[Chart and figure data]
>> begin

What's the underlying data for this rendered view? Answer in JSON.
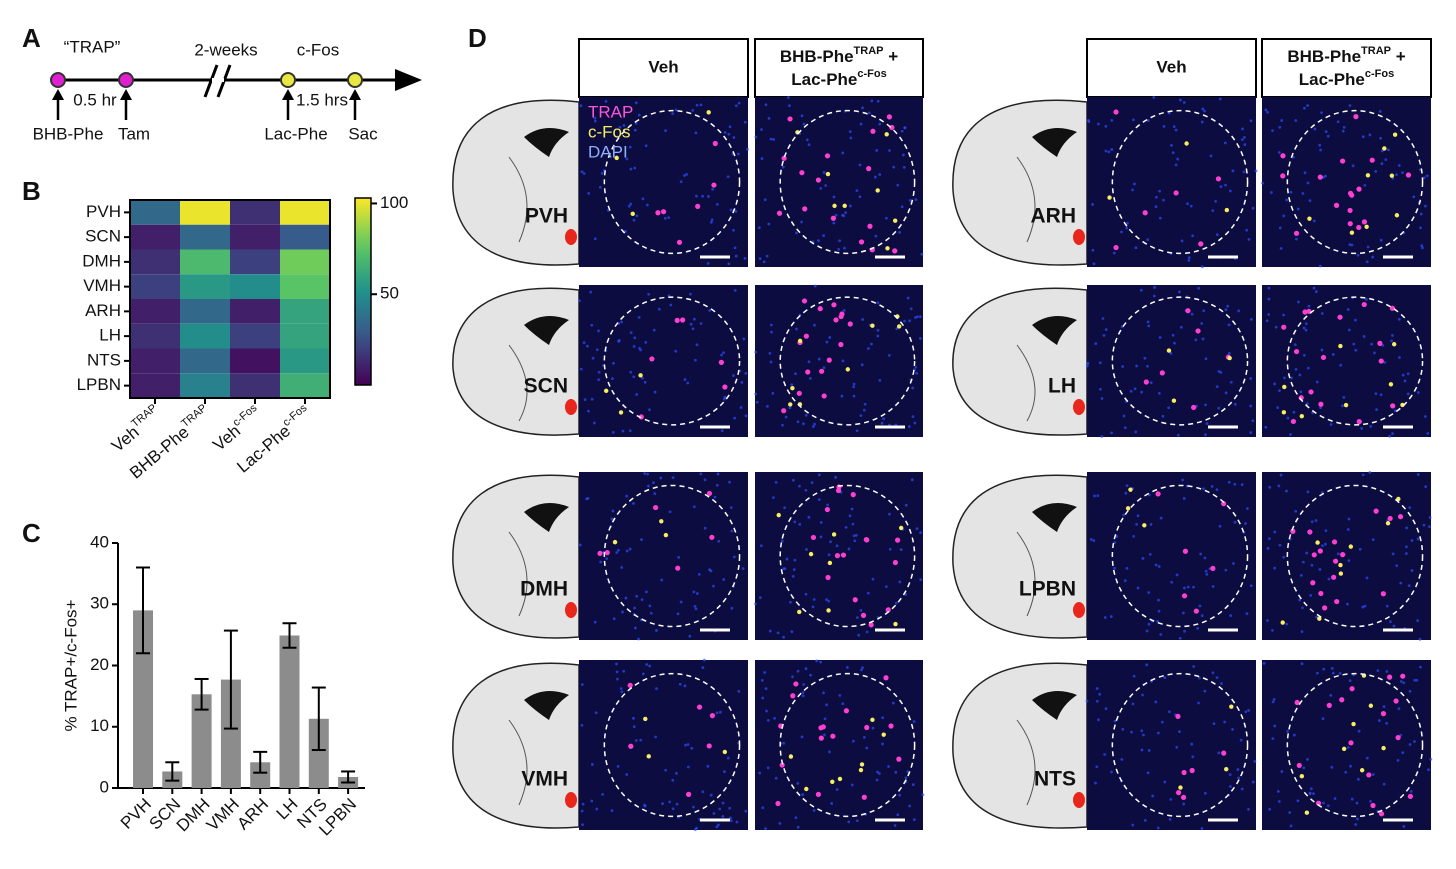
{
  "panel_labels": [
    "A",
    "B",
    "C",
    "D"
  ],
  "timeline": {
    "phase_labels": [
      "“TRAP”",
      "2-weeks",
      "c-Fos"
    ],
    "intervals": [
      "0.5 hr",
      "1.5 hrs"
    ],
    "events": [
      "BHB-Phe",
      "Tam",
      "Lac-Phe",
      "Sac"
    ]
  },
  "chart_data": [
    {
      "type": "heatmap",
      "rows": [
        "PVH",
        "SCN",
        "DMH",
        "VMH",
        "ARH",
        "LH",
        "NTS",
        "LPBN"
      ],
      "columns": [
        {
          "name": "Veh",
          "sup": "TRAP"
        },
        {
          "name": "BHB-Phe",
          "sup": "TRAP"
        },
        {
          "name": "Veh",
          "sup": "c-Fos"
        },
        {
          "name": "Lac-Phe",
          "sup": "c-Fos"
        }
      ],
      "values": [
        [
          35,
          100,
          15,
          100
        ],
        [
          10,
          35,
          10,
          30
        ],
        [
          15,
          70,
          20,
          80
        ],
        [
          20,
          55,
          50,
          75
        ],
        [
          10,
          35,
          10,
          60
        ],
        [
          15,
          50,
          20,
          60
        ],
        [
          10,
          35,
          5,
          55
        ],
        [
          10,
          45,
          15,
          65
        ]
      ],
      "zlim": [
        0,
        103
      ],
      "zticks": [
        50,
        100
      ]
    },
    {
      "type": "bar",
      "ylabel": "% TRAP+/c-Fos+",
      "categories": [
        "PVH",
        "SCN",
        "DMH",
        "VMH",
        "ARH",
        "LH",
        "NTS",
        "LPBN"
      ],
      "values": [
        29,
        2.7,
        15.3,
        17.7,
        4.2,
        24.9,
        11.3,
        1.8
      ],
      "errors": [
        7,
        1.5,
        2.5,
        8,
        1.7,
        2,
        5.1,
        0.9
      ],
      "color": "#8c8c8c",
      "ylim": [
        0,
        40
      ],
      "yticks": [
        0,
        10,
        20,
        30,
        40
      ]
    }
  ],
  "panel_d": {
    "veh_header": "Veh",
    "treat_header": {
      "line1": "BHB-Phe",
      "sup1": "TRAP",
      "tail1": " +",
      "line2": "Lac-Phe",
      "sup2": "c-Fos"
    },
    "channels": [
      "TRAP",
      "c-Fos",
      "DAPI"
    ],
    "regions_left": [
      "PVH",
      "SCN",
      "DMH",
      "VMH"
    ],
    "regions_right": [
      "ARH",
      "LH",
      "LPBN",
      "NTS"
    ]
  }
}
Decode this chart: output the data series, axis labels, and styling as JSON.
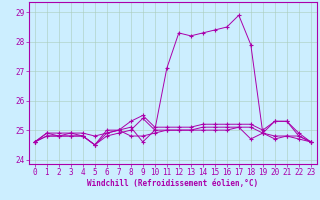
{
  "title": "",
  "xlabel": "Windchill (Refroidissement éolien,°C)",
  "ylabel": "",
  "background_color": "#cceeff",
  "grid_color": "#aaccbb",
  "line_color": "#aa00aa",
  "spine_color": "#aa00aa",
  "xlim": [
    -0.5,
    23.5
  ],
  "ylim": [
    23.85,
    29.35
  ],
  "yticks": [
    24,
    25,
    26,
    27,
    28,
    29
  ],
  "xticks": [
    0,
    1,
    2,
    3,
    4,
    5,
    6,
    7,
    8,
    9,
    10,
    11,
    12,
    13,
    14,
    15,
    16,
    17,
    18,
    19,
    20,
    21,
    22,
    23
  ],
  "series": [
    [
      24.6,
      24.8,
      24.8,
      24.8,
      24.8,
      24.5,
      24.8,
      24.9,
      25.0,
      25.4,
      25.0,
      27.1,
      28.3,
      28.2,
      28.3,
      28.4,
      28.5,
      28.9,
      27.9,
      24.9,
      25.3,
      25.3,
      24.8,
      24.6
    ],
    [
      24.6,
      24.8,
      24.8,
      24.9,
      24.9,
      24.8,
      24.9,
      25.0,
      25.1,
      24.6,
      25.0,
      25.0,
      25.0,
      25.0,
      25.1,
      25.1,
      25.1,
      25.1,
      25.1,
      24.9,
      24.8,
      24.8,
      24.7,
      24.6
    ],
    [
      24.6,
      24.9,
      24.8,
      24.8,
      24.8,
      24.5,
      24.9,
      25.0,
      25.3,
      25.5,
      25.1,
      25.1,
      25.1,
      25.1,
      25.2,
      25.2,
      25.2,
      25.2,
      25.2,
      25.0,
      25.3,
      25.3,
      24.9,
      24.6
    ],
    [
      24.6,
      24.9,
      24.9,
      24.9,
      24.8,
      24.5,
      25.0,
      25.0,
      24.8,
      24.8,
      24.9,
      25.0,
      25.0,
      25.0,
      25.0,
      25.0,
      25.0,
      25.1,
      24.7,
      24.9,
      24.7,
      24.8,
      24.8,
      24.6
    ]
  ],
  "tick_labelsize": 5.5,
  "xlabel_fontsize": 5.5,
  "xlabel_fontweight": "bold"
}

>> end

▸ Goal of the exercise
Each line in the entries above that includes the string "TRAP" should be extracted.

▸ The completed task
      "“TRAP”",
          "sup": "TRAP"
          "sup": "TRAP"
      "ylabel": "% TRAP+/c-Fos+",
      "sup1": "TRAP",
      "TRAP",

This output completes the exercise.